Collected data entries
=====
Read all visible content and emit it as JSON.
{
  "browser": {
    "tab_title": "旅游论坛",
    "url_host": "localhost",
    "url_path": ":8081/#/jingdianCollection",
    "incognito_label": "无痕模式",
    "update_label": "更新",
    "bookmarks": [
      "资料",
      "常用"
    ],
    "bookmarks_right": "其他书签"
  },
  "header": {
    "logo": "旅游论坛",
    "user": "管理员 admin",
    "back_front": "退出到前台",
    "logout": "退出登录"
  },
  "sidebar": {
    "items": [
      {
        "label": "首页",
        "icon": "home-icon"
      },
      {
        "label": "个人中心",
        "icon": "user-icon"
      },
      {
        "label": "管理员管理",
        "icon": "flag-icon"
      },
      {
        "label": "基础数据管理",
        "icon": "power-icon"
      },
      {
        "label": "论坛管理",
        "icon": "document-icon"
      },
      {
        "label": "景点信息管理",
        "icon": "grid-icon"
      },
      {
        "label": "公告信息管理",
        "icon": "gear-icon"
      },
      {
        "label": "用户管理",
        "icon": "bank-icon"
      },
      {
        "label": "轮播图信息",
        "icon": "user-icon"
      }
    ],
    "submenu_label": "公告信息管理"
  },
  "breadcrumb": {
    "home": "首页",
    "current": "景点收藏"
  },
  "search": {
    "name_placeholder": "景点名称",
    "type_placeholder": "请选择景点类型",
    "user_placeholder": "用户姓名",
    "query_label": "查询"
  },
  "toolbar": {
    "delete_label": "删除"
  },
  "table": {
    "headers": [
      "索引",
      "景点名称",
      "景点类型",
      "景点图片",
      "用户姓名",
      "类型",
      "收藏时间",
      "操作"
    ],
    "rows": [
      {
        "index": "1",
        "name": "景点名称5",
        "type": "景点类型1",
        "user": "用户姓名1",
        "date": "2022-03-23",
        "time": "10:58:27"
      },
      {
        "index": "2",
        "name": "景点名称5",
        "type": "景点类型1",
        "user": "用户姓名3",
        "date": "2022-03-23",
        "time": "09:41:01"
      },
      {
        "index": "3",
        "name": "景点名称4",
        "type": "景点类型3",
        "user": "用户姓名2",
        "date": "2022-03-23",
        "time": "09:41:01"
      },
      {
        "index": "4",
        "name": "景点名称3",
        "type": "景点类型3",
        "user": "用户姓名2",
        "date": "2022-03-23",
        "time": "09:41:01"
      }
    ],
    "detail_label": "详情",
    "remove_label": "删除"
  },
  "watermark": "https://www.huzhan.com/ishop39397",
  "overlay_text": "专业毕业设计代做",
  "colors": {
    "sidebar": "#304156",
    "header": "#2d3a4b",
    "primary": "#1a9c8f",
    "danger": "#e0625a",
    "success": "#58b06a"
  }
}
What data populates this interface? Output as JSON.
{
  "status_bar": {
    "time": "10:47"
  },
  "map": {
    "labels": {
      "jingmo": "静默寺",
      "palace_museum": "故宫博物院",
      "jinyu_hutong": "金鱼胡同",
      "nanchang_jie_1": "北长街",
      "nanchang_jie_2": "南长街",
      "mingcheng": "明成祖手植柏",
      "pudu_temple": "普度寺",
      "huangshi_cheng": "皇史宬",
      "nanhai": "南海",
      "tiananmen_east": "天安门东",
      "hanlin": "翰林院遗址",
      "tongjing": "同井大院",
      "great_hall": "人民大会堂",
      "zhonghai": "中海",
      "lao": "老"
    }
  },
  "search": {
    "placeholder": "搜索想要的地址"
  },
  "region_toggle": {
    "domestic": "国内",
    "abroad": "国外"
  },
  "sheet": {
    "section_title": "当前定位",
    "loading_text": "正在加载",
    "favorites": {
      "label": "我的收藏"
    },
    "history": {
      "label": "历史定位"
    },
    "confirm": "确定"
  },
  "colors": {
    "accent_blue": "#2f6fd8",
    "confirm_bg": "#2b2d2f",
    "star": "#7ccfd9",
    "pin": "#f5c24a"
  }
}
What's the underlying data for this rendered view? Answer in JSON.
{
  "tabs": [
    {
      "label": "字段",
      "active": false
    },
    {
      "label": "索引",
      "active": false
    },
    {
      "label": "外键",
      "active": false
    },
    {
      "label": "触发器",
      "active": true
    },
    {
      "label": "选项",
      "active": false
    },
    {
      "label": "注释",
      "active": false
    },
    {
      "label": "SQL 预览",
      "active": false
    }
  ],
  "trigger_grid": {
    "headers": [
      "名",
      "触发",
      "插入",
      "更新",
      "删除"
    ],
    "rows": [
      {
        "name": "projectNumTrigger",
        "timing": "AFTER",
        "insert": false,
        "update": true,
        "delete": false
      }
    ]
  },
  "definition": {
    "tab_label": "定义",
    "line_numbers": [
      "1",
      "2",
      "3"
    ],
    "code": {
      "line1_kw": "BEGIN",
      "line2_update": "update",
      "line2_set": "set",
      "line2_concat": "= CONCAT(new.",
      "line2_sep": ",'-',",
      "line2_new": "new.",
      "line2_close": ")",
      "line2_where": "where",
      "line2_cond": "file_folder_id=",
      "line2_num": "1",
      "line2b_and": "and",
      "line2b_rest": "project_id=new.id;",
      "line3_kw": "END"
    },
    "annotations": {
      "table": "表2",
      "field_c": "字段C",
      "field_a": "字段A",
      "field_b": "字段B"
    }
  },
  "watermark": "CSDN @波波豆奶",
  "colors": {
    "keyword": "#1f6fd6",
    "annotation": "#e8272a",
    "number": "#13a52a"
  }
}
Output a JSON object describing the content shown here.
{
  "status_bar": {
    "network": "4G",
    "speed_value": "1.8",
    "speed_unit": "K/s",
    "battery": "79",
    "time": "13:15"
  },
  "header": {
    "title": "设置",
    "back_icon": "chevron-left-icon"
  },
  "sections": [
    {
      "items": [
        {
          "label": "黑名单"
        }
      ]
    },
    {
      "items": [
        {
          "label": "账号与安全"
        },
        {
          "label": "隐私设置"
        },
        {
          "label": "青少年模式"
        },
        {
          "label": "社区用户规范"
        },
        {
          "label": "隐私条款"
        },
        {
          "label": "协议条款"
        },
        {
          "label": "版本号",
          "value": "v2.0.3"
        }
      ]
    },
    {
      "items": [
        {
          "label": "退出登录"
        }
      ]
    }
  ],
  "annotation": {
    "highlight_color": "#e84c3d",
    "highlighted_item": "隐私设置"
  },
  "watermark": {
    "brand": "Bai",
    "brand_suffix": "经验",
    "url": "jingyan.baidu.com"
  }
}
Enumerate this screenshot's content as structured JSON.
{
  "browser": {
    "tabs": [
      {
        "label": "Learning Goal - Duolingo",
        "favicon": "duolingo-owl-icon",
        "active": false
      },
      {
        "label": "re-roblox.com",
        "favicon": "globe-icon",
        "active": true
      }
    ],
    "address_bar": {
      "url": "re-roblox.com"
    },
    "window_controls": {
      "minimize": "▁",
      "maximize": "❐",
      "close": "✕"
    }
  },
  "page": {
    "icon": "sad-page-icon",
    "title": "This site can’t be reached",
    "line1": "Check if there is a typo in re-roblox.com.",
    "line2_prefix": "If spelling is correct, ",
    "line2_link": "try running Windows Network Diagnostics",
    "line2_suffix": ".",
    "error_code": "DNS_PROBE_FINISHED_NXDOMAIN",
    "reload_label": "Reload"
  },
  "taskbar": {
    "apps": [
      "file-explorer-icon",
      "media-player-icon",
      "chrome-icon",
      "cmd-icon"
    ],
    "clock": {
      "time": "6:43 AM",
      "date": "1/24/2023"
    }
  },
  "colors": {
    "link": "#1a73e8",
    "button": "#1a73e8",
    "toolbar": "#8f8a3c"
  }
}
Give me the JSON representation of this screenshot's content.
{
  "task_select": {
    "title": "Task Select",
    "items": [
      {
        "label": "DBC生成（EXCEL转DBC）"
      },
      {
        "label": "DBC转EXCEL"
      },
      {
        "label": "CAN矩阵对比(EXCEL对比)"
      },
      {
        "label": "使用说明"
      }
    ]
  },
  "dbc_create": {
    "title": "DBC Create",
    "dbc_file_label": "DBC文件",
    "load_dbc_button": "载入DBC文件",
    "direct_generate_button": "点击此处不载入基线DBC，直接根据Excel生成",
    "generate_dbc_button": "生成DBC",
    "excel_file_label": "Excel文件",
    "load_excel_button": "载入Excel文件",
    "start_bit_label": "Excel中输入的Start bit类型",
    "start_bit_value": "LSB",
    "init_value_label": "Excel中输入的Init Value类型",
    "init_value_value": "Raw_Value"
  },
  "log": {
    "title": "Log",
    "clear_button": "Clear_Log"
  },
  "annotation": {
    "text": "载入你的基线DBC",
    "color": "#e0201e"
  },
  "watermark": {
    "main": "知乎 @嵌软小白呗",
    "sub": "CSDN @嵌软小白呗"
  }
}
=====
TASK :: From the line containing "Give me the" through the closing line of the material above, return every line exactly and omit all others.

OUTPUT OF THE TASK ::
Give me the JSON representation of this screenshot's content.
{
  "task_select": {
    "title": "Task Select",
    "items": [
      {
        "label": "DBC生成（EXCEL转DBC）"
      },
      {
        "label": "DBC转EXCEL"
      },
      {
        "label": "CAN矩阵对比(EXCEL对比)"
      },
      {
        "label": "使用说明"
      }
    ]
  },
  "dbc_create": {
    "title": "DBC Create",
    "dbc_file_label": "DBC文件",
    "load_dbc_button": "载入DBC文件",
    "direct_generate_button": "点击此处不载入基线DBC，直接根据Excel生成",
    "generate_dbc_button": "生成DBC",
    "excel_file_label": "Excel文件",
    "load_excel_button": "载入Excel文件",
    "start_bit_label": "Excel中输入的Start bit类型",
    "start_bit_value": "LSB",
    "init_value_label": "Excel中输入的Init Value类型",
    "init_value_value": "Raw_Value"
  },
  "log": {
    "title": "Log",
    "clear_button": "Clear_Log"
  },
  "annotation": {
    "text": "载入你的基线DBC",
    "color": "#e0201e"
  },
  "watermark": {
    "main": "知乎 @嵌软小白呗",
    "sub": "CSDN @嵌软小白呗"
  }
}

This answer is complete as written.